### Exercise description
Copy all the material that follows, keeping every character the same.

Records from a dataset:
# # #

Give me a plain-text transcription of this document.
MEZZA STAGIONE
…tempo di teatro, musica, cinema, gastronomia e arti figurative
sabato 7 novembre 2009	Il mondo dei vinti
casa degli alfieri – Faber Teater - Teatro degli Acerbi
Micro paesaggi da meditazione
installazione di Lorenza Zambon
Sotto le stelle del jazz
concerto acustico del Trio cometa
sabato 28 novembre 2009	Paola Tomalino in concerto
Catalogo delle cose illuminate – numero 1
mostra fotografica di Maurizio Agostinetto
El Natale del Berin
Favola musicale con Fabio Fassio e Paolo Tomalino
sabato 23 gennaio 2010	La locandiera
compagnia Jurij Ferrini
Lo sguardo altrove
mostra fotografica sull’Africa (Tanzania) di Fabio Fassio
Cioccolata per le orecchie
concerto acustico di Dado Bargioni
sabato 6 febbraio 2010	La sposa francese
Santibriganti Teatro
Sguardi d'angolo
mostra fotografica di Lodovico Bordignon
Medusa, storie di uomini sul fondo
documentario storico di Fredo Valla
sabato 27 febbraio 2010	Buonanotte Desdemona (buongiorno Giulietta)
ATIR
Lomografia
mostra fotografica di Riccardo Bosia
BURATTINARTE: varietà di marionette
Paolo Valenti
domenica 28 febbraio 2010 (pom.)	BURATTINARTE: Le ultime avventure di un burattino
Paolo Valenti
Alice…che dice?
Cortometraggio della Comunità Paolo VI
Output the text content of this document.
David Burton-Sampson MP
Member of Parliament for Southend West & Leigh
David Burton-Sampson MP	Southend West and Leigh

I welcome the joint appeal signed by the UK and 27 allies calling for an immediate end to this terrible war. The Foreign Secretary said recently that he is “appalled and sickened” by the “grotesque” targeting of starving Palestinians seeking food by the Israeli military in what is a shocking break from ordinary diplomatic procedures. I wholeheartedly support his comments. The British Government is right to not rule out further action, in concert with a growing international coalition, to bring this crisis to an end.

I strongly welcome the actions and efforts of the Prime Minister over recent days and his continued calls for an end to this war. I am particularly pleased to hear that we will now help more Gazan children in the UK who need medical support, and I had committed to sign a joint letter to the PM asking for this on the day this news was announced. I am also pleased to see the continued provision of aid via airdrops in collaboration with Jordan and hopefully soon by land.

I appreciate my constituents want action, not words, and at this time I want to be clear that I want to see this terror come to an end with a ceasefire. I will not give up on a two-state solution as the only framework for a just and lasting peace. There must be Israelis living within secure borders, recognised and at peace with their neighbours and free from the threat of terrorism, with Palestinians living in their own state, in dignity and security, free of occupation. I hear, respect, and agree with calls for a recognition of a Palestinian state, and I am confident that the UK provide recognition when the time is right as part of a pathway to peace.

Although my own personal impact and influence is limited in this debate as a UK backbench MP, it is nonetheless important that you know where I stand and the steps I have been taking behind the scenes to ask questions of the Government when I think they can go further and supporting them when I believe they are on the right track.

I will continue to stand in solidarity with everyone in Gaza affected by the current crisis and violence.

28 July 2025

# # #

### The result
Give me a plain-text transcription of this document.
MEZZA STAGIONE
…tempo di teatro, musica, cinema, gastronomia e arti figurative
sabato 7 novembre 2009	Il mondo dei vinti
casa degli alfieri – Faber Teater - Teatro degli Acerbi
Micro paesaggi da meditazione
installazione di Lorenza Zambon
Sotto le stelle del jazz
concerto acustico del Trio cometa
sabato 28 novembre 2009	Paola Tomalino in concerto
Catalogo delle cose illuminate – numero 1
mostra fotografica di Maurizio Agostinetto
El Natale del Berin
Favola musicale con Fabio Fassio e Paolo Tomalino
sabato 23 gennaio 2010	La locandiera
compagnia Jurij Ferrini
Lo sguardo altrove
mostra fotografica sull’Africa (Tanzania) di Fabio Fassio
Cioccolata per le orecchie
concerto acustico di Dado Bargioni
sabato 6 febbraio 2010	La sposa francese
Santibriganti Teatro
Sguardi d'angolo
mostra fotografica di Lodovico Bordignon
Medusa, storie di uomini sul fondo
documentario storico di Fredo Valla
sabato 27 febbraio 2010	Buonanotte Desdemona (buongiorno Giulietta)
ATIR
Lomografia
mostra fotografica di Riccardo Bosia
BURATTINARTE: varietà di marionette
Paolo Valenti
domenica 28 febbraio 2010 (pom.)	BURATTINARTE: Le ultime avventure di un burattino
Paolo Valenti
Alice…che dice?
Cortometraggio della Comunità Paolo VI
Output the text content of this document.
David Burton-Sampson MP
Member of Parliament for Southend West & Leigh
David Burton-Sampson MP	Southend West and Leigh

I welcome the joint appeal signed by the UK and 27 allies calling for an immediate end to this terrible war. The Foreign Secretary said recently that he is “appalled and sickened” by the “grotesque” targeting of starving Palestinians seeking food by the Israeli military in what is a shocking break from ordinary diplomatic procedures. I wholeheartedly support his comments. The British Government is right to not rule out further action, in concert with a growing international coalition, to bring this crisis to an end.

I strongly welcome the actions and efforts of the Prime Minister over recent days and his continued calls for an end to this war. I am particularly pleased to hear that we will now help more Gazan children in the UK who need medical support, and I had committed to sign a joint letter to the PM asking for this on the day this news was announced. I am also pleased to see the continued provision of aid via airdrops in collaboration with Jordan and hopefully soon by land.

I appreciate my constituents want action, not words, and at this time I want to be clear that I want to see this terror come to an end with a ceasefire. I will not give up on a two-state solution as the only framework for a just and lasting peace. There must be Israelis living within secure borders, recognised and at peace with their neighbours and free from the threat of terrorism, with Palestinians living in their own state, in dignity and security, free of occupation. I hear, respect, and agree with calls for a recognition of a Palestinian state, and I am confident that the UK provide recognition when the time is right as part of a pathway to peace.

Although my own personal impact and influence is limited in this debate as a UK backbench MP, it is nonetheless important that you know where I stand and the steps I have been taking behind the scenes to ask questions of the Government when I think they can go further and supporting them when I believe they are on the right track.

I will continue to stand in solidarity with everyone in Gaza affected by the current crisis and violence.

28 July 2025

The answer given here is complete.